DATA:
..............................
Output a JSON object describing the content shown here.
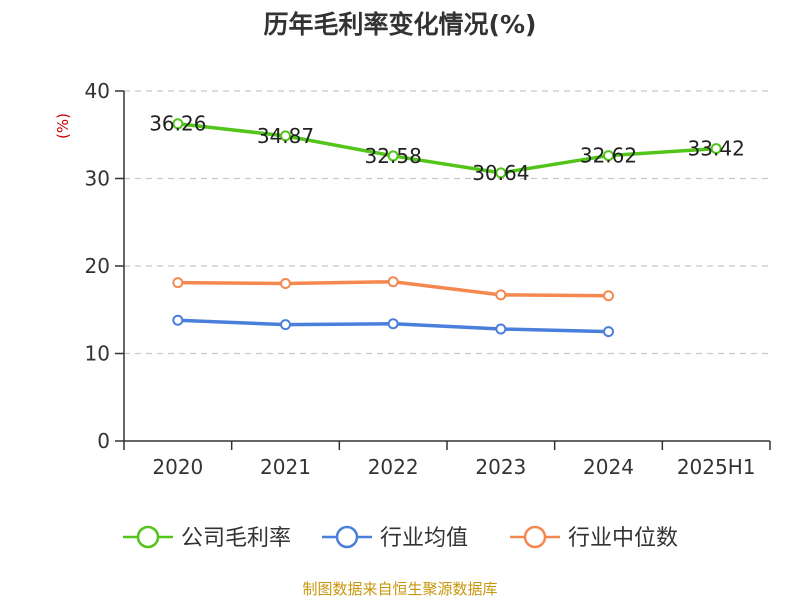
{
  "chart_data": {
    "type": "line",
    "title": "历年毛利率变化情况(%)",
    "unit_label": "(%)",
    "categories": [
      "2020",
      "2021",
      "2022",
      "2023",
      "2024",
      "2025H1"
    ],
    "ylim": [
      0,
      40
    ],
    "yticks": [
      0,
      10,
      20,
      30,
      40
    ],
    "grid": true,
    "legend_position": "bottom",
    "series": [
      {
        "name": "公司毛利率",
        "color": "#52c41a",
        "values": [
          36.26,
          34.87,
          32.58,
          30.64,
          32.62,
          33.42
        ],
        "labels": [
          "36.26",
          "34.87",
          "32.58",
          "30.64",
          "32.62",
          "33.42"
        ]
      },
      {
        "name": "行业均值",
        "color": "#4a7fdb",
        "values": [
          13.8,
          13.3,
          13.4,
          12.8,
          12.5,
          null
        ]
      },
      {
        "name": "行业中位数",
        "color": "#f5884f",
        "values": [
          18.1,
          18.0,
          18.2,
          16.7,
          16.6,
          null
        ]
      }
    ],
    "source": "制图数据来自恒生聚源数据库"
  }
}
..............................
WHAT IS NEEDED: Will you set down the records word for word while leaving out every picture?

ANSWER TO THIS TASK:
Output a JSON object describing the content shown here.
{
  "chart_data": {
    "type": "line",
    "title": "历年毛利率变化情况(%)",
    "unit_label": "(%)",
    "categories": [
      "2020",
      "2021",
      "2022",
      "2023",
      "2024",
      "2025H1"
    ],
    "ylim": [
      0,
      40
    ],
    "yticks": [
      0,
      10,
      20,
      30,
      40
    ],
    "grid": true,
    "legend_position": "bottom",
    "series": [
      {
        "name": "公司毛利率",
        "color": "#52c41a",
        "values": [
          36.26,
          34.87,
          32.58,
          30.64,
          32.62,
          33.42
        ],
        "labels": [
          "36.26",
          "34.87",
          "32.58",
          "30.64",
          "32.62",
          "33.42"
        ]
      },
      {
        "name": "行业均值",
        "color": "#4a7fdb",
        "values": [
          13.8,
          13.3,
          13.4,
          12.8,
          12.5,
          null
        ]
      },
      {
        "name": "行业中位数",
        "color": "#f5884f",
        "values": [
          18.1,
          18.0,
          18.2,
          16.7,
          16.6,
          null
        ]
      }
    ],
    "source": "制图数据来自恒生聚源数据库"
  }
}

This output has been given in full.